# Directive
Each entry here needs to be set down again exactly, please; pictures are left out.

================

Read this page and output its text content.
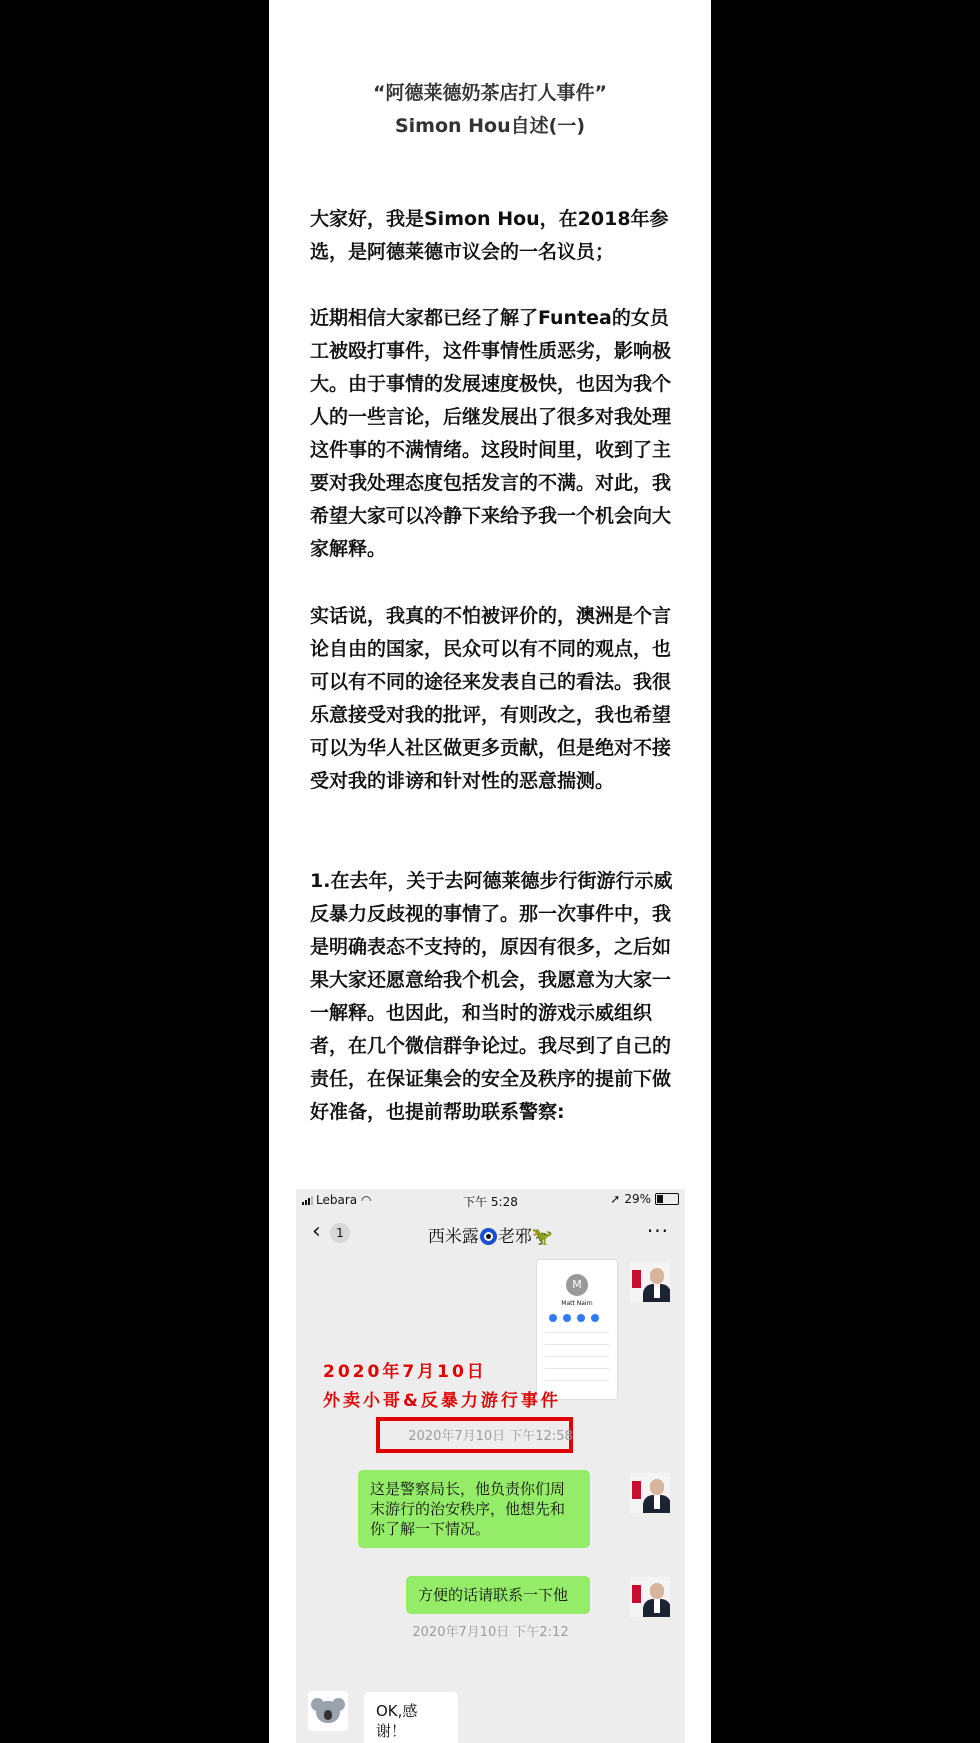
“阿德莱德奶茶店打人事件”
Simon Hou自述(一)

大家好，我是Simon Hou，在2018年参选，是阿德莱德市议会的一名议员；

近期相信大家都已经了解了Funtea的女员工被殴打事件，这件事情性质恶劣，影响极大。由于事情的发展速度极快，也因为我个人的一些言论，后继发展出了很多对我处理这件事的不满情绪。这段时间里，收到了主要对我处理态度包括发言的不满。对此，我希望大家可以冷静下来给予我一个机会向大家解释。

实话说，我真的不怕被评价的，澳洲是个言论自由的国家，民众可以有不同的观点，也可以有不同的途径来发表自己的看法。我很乐意接受对我的批评，有则改之，我也希望可以为华人社区做更多贡献，但是绝对不接受对我的诽谤和针对性的恶意揣测。

1.在去年，关于去阿德莱德步行街游行示威反暴力反歧视的事情了。那一次事件中，我是明确表态不支持的，原因有很多，之后如果大家还愿意给我个机会，我愿意为大家一一解释。也因此，和当时的游戏示威组织者，在几个微信群争论过。我尽到了自己的责任，在保证集会的安全及秩序的提前下做好准备，也提前帮助联系警察:

Lebara ◠	下午 5:28	➚ 29%
‹	1	西米露 老邪🦖	···
M
Matt Nairn
2020年7月10日
外卖小哥&反暴力游行事件
2020年7月10日 下午12:58
这是警察局长，他负责你们周末游行的治安秩序，他想先和你了解一下情况。
方便的话请联系一下他
2020年7月10日 下午2:12
OK,感谢！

================

# Worked answer
Read this page and output its text content.
“阿德莱德奶茶店打人事件”
Simon Hou自述(一)

大家好，我是Simon Hou，在2018年参选，是阿德莱德市议会的一名议员；

近期相信大家都已经了解了Funtea的女员工被殴打事件，这件事情性质恶劣，影响极大。由于事情的发展速度极快，也因为我个人的一些言论，后继发展出了很多对我处理这件事的不满情绪。这段时间里，收到了主要对我处理态度包括发言的不满。对此，我希望大家可以冷静下来给予我一个机会向大家解释。

实话说，我真的不怕被评价的，澳洲是个言论自由的国家，民众可以有不同的观点，也可以有不同的途径来发表自己的看法。我很乐意接受对我的批评，有则改之，我也希望可以为华人社区做更多贡献，但是绝对不接受对我的诽谤和针对性的恶意揣测。

1.在去年，关于去阿德莱德步行街游行示威反暴力反歧视的事情了。那一次事件中，我是明确表态不支持的，原因有很多，之后如果大家还愿意给我个机会，我愿意为大家一一解释。也因此，和当时的游戏示威组织者，在几个微信群争论过。我尽到了自己的责任，在保证集会的安全及秩序的提前下做好准备，也提前帮助联系警察:

Lebara ◠	下午 5:28	➚ 29%
‹	1	西米露 老邪🦖	···
M
Matt Nairn
2020年7月10日
外卖小哥&反暴力游行事件
2020年7月10日 下午12:58
这是警察局长，他负责你们周末游行的治安秩序，他想先和你了解一下情况。
方便的话请联系一下他
2020年7月10日 下午2:12
OK,感谢！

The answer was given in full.